::: TASK INPUT
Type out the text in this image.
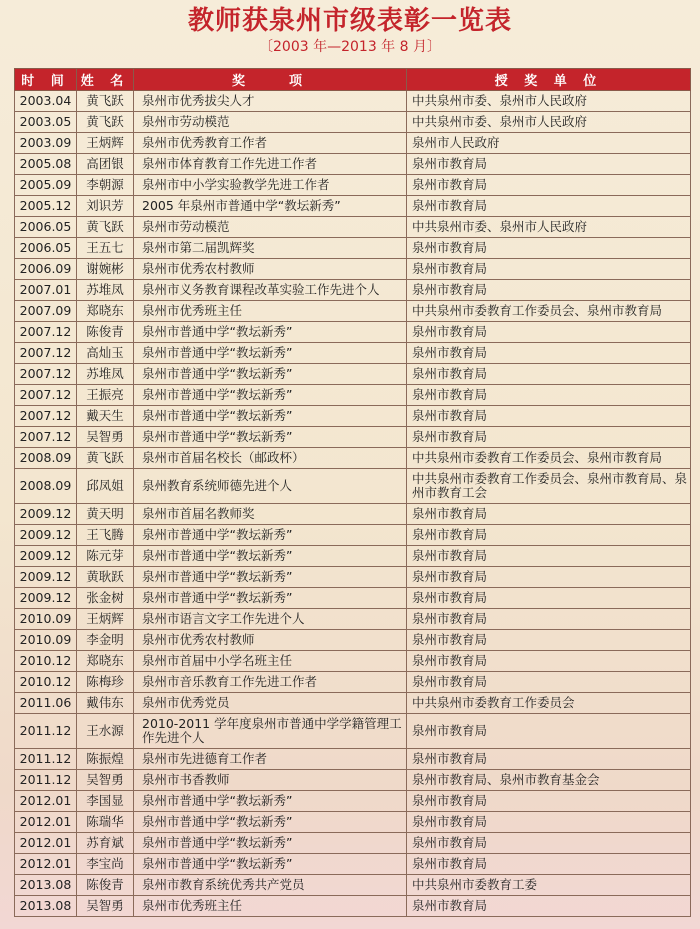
教师获泉州市级表彰一览表
〔2003 年—2013 年 8 月〕
时 间	姓 名	奖　　项	授 奖 单 位
2003.04	黄飞跃	泉州市优秀拔尖人才	中共泉州市委、泉州市人民政府
2003.05	黄飞跃	泉州市劳动模范	中共泉州市委、泉州市人民政府
2003.09	王炳辉	泉州市优秀教育工作者	泉州市人民政府
2005.08	高团银	泉州市体育教育工作先进工作者	泉州市教育局
2005.09	李朝源	泉州市中小学实验教学先进工作者	泉州市教育局
2005.12	刘识芳	2005 年泉州市普通中学“教坛新秀”	泉州市教育局
2006.05	黄飞跃	泉州市劳动模范	中共泉州市委、泉州市人民政府
2006.05	王五七	泉州市第二届凯辉奖	泉州市教育局
2006.09	谢婉彬	泉州市优秀农村教师	泉州市教育局
2007.01	苏堆凤	泉州市义务教育课程改革实验工作先进个人	泉州市教育局
2007.09	郑晓东	泉州市优秀班主任	中共泉州市委教育工作委员会、泉州市教育局
2007.12	陈俊青	泉州市普通中学“教坛新秀”	泉州市教育局
2007.12	高灿玉	泉州市普通中学“教坛新秀”	泉州市教育局
2007.12	苏堆凤	泉州市普通中学“教坛新秀”	泉州市教育局
2007.12	王振亮	泉州市普通中学“教坛新秀”	泉州市教育局
2007.12	戴天生	泉州市普通中学“教坛新秀”	泉州市教育局
2007.12	吴智勇	泉州市普通中学“教坛新秀”	泉州市教育局
2008.09	黄飞跃	泉州市首届名校长（邮政杯）	中共泉州市委教育工作委员会、泉州市教育局
2008.09	邱凤姐	泉州教育系统师德先进个人	中共泉州市委教育工作委员会、泉州市教育局、泉州市教育工会
2009.12	黄天明	泉州市首届名教师奖	泉州市教育局
2009.12	王飞腾	泉州市普通中学“教坛新秀”	泉州市教育局
2009.12	陈元芽	泉州市普通中学“教坛新秀”	泉州市教育局
2009.12	黄耿跃	泉州市普通中学“教坛新秀”	泉州市教育局
2009.12	张金树	泉州市普通中学“教坛新秀”	泉州市教育局
2010.09	王炳辉	泉州市语言文字工作先进个人	泉州市教育局
2010.09	李金明	泉州市优秀农村教师	泉州市教育局
2010.12	郑晓东	泉州市首届中小学名班主任	泉州市教育局
2010.12	陈梅珍	泉州市音乐教育工作先进工作者	泉州市教育局
2011.06	戴伟东	泉州市优秀党员	中共泉州市委教育工作委员会
2011.12	王水源	2010-2011 学年度泉州市普通中学学籍管理工作先进个人	泉州市教育局
2011.12	陈振煌	泉州市先进德育工作者	泉州市教育局
2011.12	吴智勇	泉州市书香教师	泉州市教育局、泉州市教育基金会
2012.01	李国显	泉州市普通中学“教坛新秀”	泉州市教育局
2012.01	陈瑞华	泉州市普通中学“教坛新秀”	泉州市教育局
2012.01	苏育斌	泉州市普通中学“教坛新秀”	泉州市教育局
2012.01	李宝尚	泉州市普通中学“教坛新秀”	泉州市教育局
2013.08	陈俊青	泉州市教育系统优秀共产党员	中共泉州市委教育工委
2013.08	吴智勇	泉州市优秀班主任	泉州市教育局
::::::
## WRITTEN PROBLEM:
Each entry should be repeated exactly as it appears; the pictures stay out.

## TASK RESULT:
Type out the text in this image.
教师获泉州市级表彰一览表
〔2003 年—2013 年 8 月〕
时 间	姓 名	奖　　项	授 奖 单 位
2003.04	黄飞跃	泉州市优秀拔尖人才	中共泉州市委、泉州市人民政府
2003.05	黄飞跃	泉州市劳动模范	中共泉州市委、泉州市人民政府
2003.09	王炳辉	泉州市优秀教育工作者	泉州市人民政府
2005.08	高团银	泉州市体育教育工作先进工作者	泉州市教育局
2005.09	李朝源	泉州市中小学实验教学先进工作者	泉州市教育局
2005.12	刘识芳	2005 年泉州市普通中学“教坛新秀”	泉州市教育局
2006.05	黄飞跃	泉州市劳动模范	中共泉州市委、泉州市人民政府
2006.05	王五七	泉州市第二届凯辉奖	泉州市教育局
2006.09	谢婉彬	泉州市优秀农村教师	泉州市教育局
2007.01	苏堆凤	泉州市义务教育课程改革实验工作先进个人	泉州市教育局
2007.09	郑晓东	泉州市优秀班主任	中共泉州市委教育工作委员会、泉州市教育局
2007.12	陈俊青	泉州市普通中学“教坛新秀”	泉州市教育局
2007.12	高灿玉	泉州市普通中学“教坛新秀”	泉州市教育局
2007.12	苏堆凤	泉州市普通中学“教坛新秀”	泉州市教育局
2007.12	王振亮	泉州市普通中学“教坛新秀”	泉州市教育局
2007.12	戴天生	泉州市普通中学“教坛新秀”	泉州市教育局
2007.12	吴智勇	泉州市普通中学“教坛新秀”	泉州市教育局
2008.09	黄飞跃	泉州市首届名校长（邮政杯）	中共泉州市委教育工作委员会、泉州市教育局
2008.09	邱凤姐	泉州教育系统师德先进个人	中共泉州市委教育工作委员会、泉州市教育局、泉州市教育工会
2009.12	黄天明	泉州市首届名教师奖	泉州市教育局
2009.12	王飞腾	泉州市普通中学“教坛新秀”	泉州市教育局
2009.12	陈元芽	泉州市普通中学“教坛新秀”	泉州市教育局
2009.12	黄耿跃	泉州市普通中学“教坛新秀”	泉州市教育局
2009.12	张金树	泉州市普通中学“教坛新秀”	泉州市教育局
2010.09	王炳辉	泉州市语言文字工作先进个人	泉州市教育局
2010.09	李金明	泉州市优秀农村教师	泉州市教育局
2010.12	郑晓东	泉州市首届中小学名班主任	泉州市教育局
2010.12	陈梅珍	泉州市音乐教育工作先进工作者	泉州市教育局
2011.06	戴伟东	泉州市优秀党员	中共泉州市委教育工作委员会
2011.12	王水源	2010-2011 学年度泉州市普通中学学籍管理工作先进个人	泉州市教育局
2011.12	陈振煌	泉州市先进德育工作者	泉州市教育局
2011.12	吴智勇	泉州市书香教师	泉州市教育局、泉州市教育基金会
2012.01	李国显	泉州市普通中学“教坛新秀”	泉州市教育局
2012.01	陈瑞华	泉州市普通中学“教坛新秀”	泉州市教育局
2012.01	苏育斌	泉州市普通中学“教坛新秀”	泉州市教育局
2012.01	李宝尚	泉州市普通中学“教坛新秀”	泉州市教育局
2013.08	陈俊青	泉州市教育系统优秀共产党员	中共泉州市委教育工委
2013.08	吴智勇	泉州市优秀班主任	泉州市教育局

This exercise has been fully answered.